• **DESCRIPTION OF THE TASK**
All entries must be extracted exactly, with nothing added or dropped.

[Dataset items]
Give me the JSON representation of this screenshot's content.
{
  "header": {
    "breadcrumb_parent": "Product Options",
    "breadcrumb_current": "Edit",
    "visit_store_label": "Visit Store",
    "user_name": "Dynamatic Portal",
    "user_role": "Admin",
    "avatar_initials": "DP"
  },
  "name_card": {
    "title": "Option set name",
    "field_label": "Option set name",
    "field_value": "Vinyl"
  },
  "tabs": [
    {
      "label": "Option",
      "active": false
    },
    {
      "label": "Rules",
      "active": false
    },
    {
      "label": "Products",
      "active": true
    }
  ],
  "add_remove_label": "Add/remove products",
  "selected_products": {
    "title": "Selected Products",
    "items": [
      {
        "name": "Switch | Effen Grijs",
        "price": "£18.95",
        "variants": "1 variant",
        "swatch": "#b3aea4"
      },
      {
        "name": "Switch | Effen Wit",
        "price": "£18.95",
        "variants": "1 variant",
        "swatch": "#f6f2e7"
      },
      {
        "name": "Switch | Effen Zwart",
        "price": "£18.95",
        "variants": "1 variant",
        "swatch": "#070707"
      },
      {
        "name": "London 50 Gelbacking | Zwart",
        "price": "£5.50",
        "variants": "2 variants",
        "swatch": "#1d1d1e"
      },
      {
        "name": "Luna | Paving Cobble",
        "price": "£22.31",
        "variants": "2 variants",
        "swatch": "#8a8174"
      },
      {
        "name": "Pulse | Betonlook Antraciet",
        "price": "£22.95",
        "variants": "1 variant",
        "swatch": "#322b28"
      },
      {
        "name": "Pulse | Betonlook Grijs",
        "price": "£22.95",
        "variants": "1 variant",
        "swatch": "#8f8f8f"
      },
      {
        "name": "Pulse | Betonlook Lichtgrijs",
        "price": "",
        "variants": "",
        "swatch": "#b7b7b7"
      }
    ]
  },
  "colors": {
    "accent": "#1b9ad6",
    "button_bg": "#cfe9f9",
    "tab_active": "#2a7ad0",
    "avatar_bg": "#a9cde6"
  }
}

• **RESULT FOR THIS TASK**
Give me the JSON representation of this screenshot's content.
{
  "header": {
    "breadcrumb_parent": "Product Options",
    "breadcrumb_current": "Edit",
    "visit_store_label": "Visit Store",
    "user_name": "Dynamatic Portal",
    "user_role": "Admin",
    "avatar_initials": "DP"
  },
  "name_card": {
    "title": "Option set name",
    "field_label": "Option set name",
    "field_value": "Vinyl"
  },
  "tabs": [
    {
      "label": "Option",
      "active": false
    },
    {
      "label": "Rules",
      "active": false
    },
    {
      "label": "Products",
      "active": true
    }
  ],
  "add_remove_label": "Add/remove products",
  "selected_products": {
    "title": "Selected Products",
    "items": [
      {
        "name": "Switch | Effen Grijs",
        "price": "£18.95",
        "variants": "1 variant",
        "swatch": "#b3aea4"
      },
      {
        "name": "Switch | Effen Wit",
        "price": "£18.95",
        "variants": "1 variant",
        "swatch": "#f6f2e7"
      },
      {
        "name": "Switch | Effen Zwart",
        "price": "£18.95",
        "variants": "1 variant",
        "swatch": "#070707"
      },
      {
        "name": "London 50 Gelbacking | Zwart",
        "price": "£5.50",
        "variants": "2 variants",
        "swatch": "#1d1d1e"
      },
      {
        "name": "Luna | Paving Cobble",
        "price": "£22.31",
        "variants": "2 variants",
        "swatch": "#8a8174"
      },
      {
        "name": "Pulse | Betonlook Antraciet",
        "price": "£22.95",
        "variants": "1 variant",
        "swatch": "#322b28"
      },
      {
        "name": "Pulse | Betonlook Grijs",
        "price": "£22.95",
        "variants": "1 variant",
        "swatch": "#8f8f8f"
      },
      {
        "name": "Pulse | Betonlook Lichtgrijs",
        "price": "",
        "variants": "",
        "swatch": "#b7b7b7"
      }
    ]
  },
  "colors": {
    "accent": "#1b9ad6",
    "button_bg": "#cfe9f9",
    "tab_active": "#2a7ad0",
    "avatar_bg": "#a9cde6"
  }
}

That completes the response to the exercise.